# INPUT ROWS:
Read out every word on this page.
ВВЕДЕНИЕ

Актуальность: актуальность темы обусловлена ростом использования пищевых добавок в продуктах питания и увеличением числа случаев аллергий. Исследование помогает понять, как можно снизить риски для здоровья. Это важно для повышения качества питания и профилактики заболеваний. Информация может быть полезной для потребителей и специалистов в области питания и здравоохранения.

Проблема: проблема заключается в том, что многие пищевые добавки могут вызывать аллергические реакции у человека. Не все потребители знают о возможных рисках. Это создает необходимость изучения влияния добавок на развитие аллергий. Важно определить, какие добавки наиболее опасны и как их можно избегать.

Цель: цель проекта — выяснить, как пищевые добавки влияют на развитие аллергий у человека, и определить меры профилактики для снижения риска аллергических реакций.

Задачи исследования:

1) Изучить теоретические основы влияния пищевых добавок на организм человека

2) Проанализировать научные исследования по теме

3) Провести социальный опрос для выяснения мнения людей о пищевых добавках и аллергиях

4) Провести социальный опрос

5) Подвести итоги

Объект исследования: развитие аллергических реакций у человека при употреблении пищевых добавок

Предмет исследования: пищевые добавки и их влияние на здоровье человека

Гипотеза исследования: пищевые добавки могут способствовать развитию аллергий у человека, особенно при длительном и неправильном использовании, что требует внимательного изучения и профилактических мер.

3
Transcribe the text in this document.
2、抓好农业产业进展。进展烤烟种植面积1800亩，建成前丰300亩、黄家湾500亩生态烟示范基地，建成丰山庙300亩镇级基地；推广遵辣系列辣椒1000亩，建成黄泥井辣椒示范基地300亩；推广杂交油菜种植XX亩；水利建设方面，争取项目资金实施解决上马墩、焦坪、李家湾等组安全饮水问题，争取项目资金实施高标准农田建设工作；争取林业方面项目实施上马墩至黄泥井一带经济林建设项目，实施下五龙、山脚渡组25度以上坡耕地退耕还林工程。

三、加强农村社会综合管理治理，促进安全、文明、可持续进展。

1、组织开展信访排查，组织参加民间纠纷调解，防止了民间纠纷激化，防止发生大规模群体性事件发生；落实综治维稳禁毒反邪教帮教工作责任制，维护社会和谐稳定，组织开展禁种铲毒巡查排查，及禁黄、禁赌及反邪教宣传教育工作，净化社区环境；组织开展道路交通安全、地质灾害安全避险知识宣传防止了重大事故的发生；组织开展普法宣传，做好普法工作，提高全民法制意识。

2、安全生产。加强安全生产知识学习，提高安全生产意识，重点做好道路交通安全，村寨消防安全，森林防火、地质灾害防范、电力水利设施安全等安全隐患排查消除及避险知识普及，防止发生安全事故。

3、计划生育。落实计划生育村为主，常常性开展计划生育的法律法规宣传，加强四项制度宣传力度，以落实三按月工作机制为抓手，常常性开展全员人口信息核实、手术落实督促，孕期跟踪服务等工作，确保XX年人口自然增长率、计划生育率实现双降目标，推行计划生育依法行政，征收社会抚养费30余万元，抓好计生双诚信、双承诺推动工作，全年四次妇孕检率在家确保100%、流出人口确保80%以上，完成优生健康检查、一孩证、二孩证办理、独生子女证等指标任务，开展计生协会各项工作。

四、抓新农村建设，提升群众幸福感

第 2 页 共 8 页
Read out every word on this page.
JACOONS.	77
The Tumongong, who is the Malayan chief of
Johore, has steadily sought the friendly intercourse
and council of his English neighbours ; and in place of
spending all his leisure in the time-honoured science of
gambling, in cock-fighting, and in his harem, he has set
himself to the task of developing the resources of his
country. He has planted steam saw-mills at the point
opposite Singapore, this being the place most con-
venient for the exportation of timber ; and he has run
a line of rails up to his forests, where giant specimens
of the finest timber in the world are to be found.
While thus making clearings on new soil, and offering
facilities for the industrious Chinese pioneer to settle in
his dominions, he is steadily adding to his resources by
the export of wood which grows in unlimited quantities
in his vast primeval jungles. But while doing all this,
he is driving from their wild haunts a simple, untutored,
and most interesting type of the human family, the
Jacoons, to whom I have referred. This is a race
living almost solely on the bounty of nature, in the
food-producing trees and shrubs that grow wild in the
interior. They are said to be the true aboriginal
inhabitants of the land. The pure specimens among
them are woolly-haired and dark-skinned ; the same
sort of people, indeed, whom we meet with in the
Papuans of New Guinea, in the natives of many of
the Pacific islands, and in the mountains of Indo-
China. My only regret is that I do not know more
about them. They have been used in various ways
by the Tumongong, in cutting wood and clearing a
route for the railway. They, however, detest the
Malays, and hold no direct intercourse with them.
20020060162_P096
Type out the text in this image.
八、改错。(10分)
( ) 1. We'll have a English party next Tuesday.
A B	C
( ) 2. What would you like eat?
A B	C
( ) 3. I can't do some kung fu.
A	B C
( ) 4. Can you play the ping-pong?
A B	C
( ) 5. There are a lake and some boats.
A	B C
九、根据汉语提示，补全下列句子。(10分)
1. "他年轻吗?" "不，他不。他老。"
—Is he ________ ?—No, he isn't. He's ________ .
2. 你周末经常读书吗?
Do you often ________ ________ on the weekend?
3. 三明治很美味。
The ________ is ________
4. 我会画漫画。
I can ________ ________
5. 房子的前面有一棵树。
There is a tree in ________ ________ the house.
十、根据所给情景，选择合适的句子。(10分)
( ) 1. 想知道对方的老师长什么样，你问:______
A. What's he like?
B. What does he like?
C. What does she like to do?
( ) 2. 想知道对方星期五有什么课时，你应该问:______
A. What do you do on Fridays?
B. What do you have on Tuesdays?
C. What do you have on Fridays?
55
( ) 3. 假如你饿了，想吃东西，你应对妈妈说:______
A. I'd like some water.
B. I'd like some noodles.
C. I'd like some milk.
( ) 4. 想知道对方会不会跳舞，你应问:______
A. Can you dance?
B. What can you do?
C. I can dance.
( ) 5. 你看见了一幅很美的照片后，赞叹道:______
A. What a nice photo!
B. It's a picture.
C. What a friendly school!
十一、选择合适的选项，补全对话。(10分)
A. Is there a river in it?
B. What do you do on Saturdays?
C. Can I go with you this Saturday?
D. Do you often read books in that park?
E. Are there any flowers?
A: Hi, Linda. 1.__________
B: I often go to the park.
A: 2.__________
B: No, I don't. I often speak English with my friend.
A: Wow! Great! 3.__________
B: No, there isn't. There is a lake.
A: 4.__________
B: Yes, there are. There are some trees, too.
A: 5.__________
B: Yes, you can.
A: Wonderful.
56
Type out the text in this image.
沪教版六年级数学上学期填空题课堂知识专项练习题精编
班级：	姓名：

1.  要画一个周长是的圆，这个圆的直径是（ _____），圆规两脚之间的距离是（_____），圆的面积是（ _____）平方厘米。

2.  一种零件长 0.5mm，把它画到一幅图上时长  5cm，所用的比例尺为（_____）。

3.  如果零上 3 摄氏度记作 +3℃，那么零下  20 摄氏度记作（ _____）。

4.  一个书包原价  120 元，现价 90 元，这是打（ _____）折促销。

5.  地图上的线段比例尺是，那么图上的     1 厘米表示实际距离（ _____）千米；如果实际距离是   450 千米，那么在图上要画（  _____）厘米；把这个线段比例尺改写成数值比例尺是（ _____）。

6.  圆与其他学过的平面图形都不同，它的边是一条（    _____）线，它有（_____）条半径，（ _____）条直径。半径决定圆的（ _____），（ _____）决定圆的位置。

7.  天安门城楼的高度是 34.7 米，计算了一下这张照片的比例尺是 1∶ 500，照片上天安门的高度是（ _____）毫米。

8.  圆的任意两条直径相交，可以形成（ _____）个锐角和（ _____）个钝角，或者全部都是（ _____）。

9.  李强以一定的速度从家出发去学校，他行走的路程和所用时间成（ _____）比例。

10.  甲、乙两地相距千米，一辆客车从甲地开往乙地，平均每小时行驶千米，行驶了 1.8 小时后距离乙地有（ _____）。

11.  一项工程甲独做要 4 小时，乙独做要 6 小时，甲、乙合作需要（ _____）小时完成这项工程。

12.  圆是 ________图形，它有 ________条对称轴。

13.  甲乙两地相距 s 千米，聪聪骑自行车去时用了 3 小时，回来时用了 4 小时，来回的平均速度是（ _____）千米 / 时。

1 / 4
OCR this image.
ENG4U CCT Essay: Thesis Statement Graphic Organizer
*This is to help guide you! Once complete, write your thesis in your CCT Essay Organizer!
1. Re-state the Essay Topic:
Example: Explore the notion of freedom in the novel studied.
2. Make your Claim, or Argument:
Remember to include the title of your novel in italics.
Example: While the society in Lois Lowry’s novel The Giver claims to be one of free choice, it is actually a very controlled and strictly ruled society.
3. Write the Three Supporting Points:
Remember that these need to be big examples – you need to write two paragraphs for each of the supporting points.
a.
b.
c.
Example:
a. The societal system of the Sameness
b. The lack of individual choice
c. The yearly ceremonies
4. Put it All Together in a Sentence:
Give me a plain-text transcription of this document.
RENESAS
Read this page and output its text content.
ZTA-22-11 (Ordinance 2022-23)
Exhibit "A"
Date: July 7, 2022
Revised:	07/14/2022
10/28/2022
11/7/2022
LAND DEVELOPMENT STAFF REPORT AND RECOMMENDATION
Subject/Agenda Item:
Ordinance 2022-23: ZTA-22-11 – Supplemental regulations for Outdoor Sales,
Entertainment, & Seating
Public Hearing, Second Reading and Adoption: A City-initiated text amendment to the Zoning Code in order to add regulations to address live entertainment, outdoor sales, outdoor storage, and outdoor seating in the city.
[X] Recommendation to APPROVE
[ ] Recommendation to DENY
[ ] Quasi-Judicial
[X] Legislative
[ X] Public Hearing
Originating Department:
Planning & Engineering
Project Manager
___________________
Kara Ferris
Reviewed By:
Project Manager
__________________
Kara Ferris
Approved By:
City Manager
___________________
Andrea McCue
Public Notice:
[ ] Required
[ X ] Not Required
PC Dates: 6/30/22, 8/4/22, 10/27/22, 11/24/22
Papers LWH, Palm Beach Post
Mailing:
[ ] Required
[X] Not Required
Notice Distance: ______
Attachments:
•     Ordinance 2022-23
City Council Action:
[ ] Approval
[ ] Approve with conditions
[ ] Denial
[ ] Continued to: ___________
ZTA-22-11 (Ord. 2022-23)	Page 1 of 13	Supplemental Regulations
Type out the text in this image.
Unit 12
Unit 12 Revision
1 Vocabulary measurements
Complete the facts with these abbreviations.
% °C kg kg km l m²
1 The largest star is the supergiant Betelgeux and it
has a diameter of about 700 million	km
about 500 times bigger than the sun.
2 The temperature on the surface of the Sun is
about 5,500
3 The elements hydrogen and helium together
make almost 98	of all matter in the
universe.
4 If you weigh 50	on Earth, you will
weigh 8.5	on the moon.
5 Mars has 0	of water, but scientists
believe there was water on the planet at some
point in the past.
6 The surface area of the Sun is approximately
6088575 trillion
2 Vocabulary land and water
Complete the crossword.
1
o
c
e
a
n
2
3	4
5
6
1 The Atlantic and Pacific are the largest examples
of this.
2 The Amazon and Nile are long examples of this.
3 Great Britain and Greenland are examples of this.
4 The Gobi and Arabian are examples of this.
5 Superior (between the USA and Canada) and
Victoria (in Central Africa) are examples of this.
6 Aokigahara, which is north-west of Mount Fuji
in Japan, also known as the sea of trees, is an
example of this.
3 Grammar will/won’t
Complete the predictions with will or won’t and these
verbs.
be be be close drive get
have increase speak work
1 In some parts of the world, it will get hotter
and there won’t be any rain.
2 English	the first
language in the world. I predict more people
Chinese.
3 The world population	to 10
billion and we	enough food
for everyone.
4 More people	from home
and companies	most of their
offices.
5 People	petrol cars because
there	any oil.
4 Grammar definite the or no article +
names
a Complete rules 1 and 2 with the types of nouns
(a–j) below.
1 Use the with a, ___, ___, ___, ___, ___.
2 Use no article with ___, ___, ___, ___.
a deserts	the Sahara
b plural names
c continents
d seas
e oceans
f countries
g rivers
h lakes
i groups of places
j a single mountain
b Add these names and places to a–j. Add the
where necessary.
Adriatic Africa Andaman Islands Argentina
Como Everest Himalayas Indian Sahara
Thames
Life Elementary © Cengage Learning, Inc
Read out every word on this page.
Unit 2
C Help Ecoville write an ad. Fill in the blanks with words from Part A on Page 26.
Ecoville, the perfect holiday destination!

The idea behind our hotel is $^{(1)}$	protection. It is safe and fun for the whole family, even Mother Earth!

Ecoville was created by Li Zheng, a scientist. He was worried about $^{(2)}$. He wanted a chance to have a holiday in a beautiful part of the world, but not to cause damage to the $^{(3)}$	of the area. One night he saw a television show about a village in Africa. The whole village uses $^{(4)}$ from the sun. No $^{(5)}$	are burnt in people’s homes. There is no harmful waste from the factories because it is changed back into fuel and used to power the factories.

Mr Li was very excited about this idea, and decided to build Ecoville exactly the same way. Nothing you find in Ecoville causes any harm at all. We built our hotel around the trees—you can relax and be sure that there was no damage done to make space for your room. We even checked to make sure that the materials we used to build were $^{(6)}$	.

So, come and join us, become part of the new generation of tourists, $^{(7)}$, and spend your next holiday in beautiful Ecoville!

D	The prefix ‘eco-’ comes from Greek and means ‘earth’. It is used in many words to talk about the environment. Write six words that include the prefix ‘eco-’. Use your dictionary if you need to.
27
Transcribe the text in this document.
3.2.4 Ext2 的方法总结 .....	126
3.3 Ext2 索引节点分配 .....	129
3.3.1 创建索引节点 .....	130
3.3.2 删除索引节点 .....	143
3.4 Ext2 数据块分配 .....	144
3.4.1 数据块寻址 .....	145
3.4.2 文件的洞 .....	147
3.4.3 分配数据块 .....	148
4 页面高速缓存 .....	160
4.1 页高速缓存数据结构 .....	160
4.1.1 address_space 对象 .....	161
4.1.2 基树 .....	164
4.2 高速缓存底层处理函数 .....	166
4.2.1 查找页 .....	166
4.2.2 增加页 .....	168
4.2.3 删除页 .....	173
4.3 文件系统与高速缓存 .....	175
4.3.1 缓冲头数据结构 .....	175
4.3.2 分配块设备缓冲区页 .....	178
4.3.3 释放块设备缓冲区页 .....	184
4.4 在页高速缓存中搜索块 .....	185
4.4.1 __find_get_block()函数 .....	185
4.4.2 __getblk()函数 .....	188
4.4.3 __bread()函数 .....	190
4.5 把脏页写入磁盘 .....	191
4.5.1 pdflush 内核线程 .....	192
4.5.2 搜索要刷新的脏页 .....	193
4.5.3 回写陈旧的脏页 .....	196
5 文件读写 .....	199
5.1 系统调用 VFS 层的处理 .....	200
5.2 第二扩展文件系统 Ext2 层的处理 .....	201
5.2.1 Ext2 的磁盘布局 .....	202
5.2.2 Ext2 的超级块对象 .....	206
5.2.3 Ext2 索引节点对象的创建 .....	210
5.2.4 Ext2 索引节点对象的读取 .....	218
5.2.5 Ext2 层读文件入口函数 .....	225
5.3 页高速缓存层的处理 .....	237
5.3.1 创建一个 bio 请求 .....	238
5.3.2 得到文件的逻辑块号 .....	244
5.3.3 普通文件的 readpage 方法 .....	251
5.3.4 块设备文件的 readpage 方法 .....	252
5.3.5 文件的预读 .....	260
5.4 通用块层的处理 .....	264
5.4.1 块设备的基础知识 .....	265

# OBJECTIVE:
Search the lines above for the string "some", then show every one that has it.

# TASK RESULT:
( ) 3. I can't do some kung fu.
( ) 5. There are a lake and some boats.
A. I'd like some water.
B. I'd like some noodles.
C. I'd like some milk.
B: Yes, there are. There are some trees, too.
believe there was water on the planet at some
1 In some parts of the world, it will get hotter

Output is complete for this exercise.